(Data items)
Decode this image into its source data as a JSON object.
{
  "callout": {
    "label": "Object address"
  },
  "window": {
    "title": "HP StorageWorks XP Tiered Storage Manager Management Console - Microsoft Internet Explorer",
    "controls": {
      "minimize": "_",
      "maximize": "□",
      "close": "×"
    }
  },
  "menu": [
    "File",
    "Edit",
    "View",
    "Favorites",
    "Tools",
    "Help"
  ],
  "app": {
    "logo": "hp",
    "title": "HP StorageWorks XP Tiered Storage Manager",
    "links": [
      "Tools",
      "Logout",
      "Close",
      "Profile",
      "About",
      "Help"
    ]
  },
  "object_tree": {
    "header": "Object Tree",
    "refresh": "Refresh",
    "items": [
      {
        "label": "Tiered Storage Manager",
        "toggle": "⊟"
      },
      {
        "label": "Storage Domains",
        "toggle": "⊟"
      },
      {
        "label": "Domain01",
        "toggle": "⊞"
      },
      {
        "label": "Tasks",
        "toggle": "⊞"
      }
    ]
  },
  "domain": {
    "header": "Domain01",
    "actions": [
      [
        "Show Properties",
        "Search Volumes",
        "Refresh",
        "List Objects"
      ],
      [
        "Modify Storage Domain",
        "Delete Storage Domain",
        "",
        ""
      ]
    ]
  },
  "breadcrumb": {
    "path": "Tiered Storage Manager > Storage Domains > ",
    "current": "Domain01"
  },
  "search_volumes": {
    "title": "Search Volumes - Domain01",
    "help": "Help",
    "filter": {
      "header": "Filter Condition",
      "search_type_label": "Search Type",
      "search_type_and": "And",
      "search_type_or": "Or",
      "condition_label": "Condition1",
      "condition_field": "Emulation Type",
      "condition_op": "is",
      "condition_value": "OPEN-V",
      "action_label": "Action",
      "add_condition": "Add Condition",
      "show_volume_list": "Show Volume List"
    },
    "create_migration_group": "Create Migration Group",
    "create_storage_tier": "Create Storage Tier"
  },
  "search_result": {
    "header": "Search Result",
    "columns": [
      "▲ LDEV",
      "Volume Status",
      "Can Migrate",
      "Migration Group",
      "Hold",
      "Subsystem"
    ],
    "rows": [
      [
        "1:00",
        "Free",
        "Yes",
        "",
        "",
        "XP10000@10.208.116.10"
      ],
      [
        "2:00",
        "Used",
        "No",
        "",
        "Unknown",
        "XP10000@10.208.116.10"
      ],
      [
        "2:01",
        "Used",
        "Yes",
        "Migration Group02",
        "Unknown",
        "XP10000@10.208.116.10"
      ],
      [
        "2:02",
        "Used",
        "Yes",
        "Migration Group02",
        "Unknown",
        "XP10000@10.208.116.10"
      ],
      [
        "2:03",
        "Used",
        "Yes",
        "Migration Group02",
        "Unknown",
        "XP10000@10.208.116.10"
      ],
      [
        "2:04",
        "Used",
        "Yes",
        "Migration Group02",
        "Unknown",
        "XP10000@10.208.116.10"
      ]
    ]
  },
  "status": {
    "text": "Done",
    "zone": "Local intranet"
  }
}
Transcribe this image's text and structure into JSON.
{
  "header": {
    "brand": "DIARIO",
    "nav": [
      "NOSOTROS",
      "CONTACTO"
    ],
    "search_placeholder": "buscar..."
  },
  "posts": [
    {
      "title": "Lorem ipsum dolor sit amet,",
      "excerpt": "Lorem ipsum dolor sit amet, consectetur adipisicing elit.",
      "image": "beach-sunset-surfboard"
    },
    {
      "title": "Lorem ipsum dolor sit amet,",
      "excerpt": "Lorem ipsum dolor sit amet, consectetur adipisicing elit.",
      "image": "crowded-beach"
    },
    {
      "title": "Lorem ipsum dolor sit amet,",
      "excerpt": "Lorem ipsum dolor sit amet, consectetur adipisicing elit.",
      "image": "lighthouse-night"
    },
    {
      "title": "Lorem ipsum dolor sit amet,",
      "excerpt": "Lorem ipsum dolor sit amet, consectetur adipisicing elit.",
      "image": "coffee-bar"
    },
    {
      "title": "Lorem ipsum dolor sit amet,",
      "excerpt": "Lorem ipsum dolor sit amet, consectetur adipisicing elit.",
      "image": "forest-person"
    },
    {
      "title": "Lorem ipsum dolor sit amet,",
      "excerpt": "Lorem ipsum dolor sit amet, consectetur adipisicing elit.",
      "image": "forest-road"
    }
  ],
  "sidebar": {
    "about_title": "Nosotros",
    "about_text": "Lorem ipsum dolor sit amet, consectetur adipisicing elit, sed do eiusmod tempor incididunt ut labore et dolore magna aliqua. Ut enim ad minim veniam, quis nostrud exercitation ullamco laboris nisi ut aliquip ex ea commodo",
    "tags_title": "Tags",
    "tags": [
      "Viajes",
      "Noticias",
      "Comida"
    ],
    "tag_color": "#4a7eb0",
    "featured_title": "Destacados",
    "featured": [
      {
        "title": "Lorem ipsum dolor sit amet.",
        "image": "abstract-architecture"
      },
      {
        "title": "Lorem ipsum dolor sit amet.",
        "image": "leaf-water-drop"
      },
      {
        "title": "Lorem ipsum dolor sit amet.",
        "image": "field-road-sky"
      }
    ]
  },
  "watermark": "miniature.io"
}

...

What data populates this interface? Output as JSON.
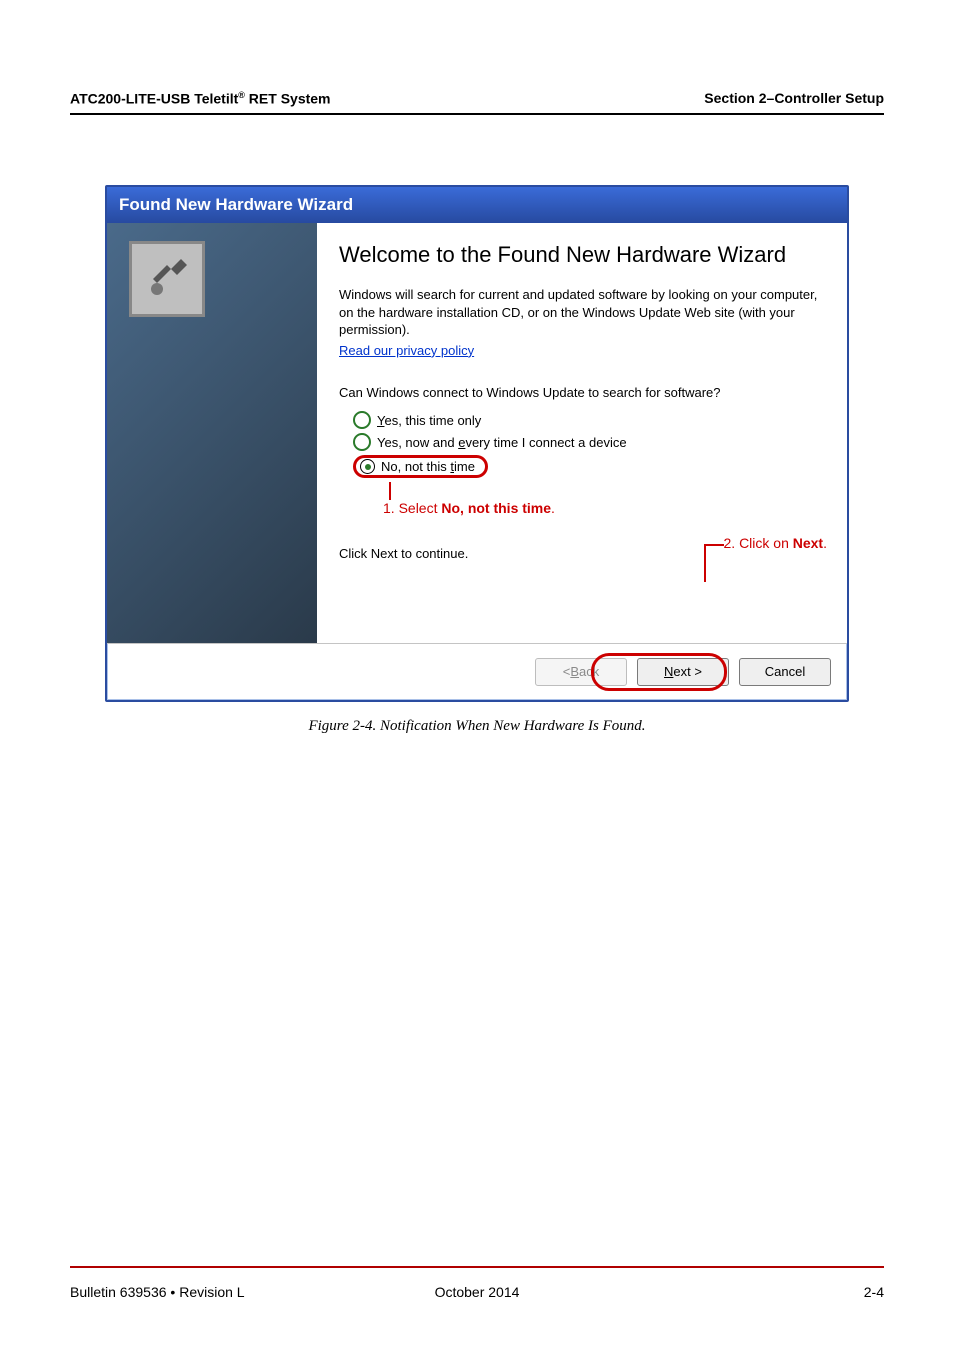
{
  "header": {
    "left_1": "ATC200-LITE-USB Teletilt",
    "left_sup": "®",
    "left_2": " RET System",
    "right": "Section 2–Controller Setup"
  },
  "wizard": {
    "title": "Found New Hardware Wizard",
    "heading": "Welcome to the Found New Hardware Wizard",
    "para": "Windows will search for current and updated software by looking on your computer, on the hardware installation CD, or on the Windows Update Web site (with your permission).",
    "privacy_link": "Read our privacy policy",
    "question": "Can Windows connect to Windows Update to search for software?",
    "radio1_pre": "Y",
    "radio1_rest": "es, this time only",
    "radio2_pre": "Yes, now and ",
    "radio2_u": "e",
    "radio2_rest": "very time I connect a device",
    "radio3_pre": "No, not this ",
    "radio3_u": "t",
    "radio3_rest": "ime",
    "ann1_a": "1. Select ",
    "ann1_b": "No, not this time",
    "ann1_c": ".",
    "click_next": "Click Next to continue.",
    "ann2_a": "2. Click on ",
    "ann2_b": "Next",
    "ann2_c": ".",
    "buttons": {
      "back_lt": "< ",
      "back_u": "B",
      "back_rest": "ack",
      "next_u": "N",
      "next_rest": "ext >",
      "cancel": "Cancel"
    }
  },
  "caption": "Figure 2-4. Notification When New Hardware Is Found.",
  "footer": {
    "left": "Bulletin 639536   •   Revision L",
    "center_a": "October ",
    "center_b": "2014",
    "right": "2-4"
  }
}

---

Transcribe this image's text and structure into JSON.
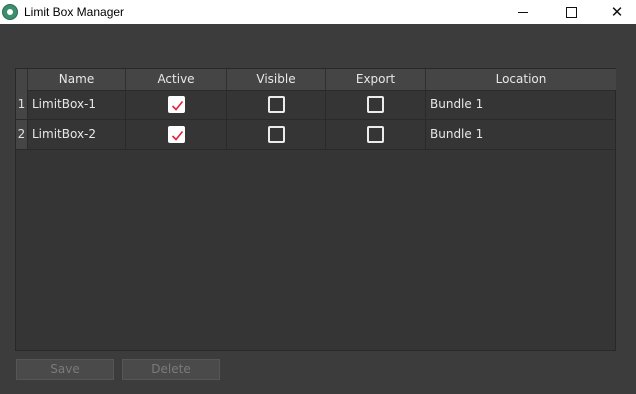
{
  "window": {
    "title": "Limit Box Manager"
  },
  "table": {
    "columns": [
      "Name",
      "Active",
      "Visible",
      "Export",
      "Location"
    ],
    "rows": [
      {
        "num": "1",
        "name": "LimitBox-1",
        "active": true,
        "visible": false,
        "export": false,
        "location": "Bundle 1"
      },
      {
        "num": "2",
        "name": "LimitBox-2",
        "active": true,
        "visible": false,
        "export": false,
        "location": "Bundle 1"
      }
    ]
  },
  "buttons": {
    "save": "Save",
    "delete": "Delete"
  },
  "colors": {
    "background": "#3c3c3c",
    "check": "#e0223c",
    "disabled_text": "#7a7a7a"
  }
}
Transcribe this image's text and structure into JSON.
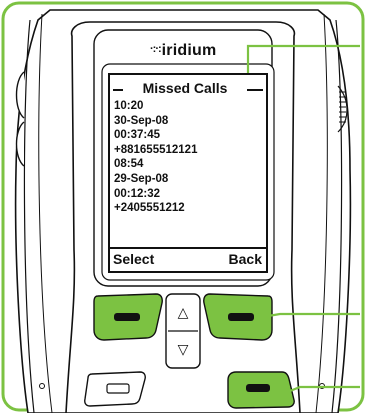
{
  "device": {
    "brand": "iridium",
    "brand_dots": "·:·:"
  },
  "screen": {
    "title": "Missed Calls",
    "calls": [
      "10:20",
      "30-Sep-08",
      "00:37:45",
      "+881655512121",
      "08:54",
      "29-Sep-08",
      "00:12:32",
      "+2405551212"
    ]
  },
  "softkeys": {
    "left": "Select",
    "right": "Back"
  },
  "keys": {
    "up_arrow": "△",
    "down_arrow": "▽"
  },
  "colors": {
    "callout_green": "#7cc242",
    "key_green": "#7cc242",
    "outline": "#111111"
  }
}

# What needs to be done
Working from the material above, state how many lines contain "this"; give only the number.

# Worked answer
8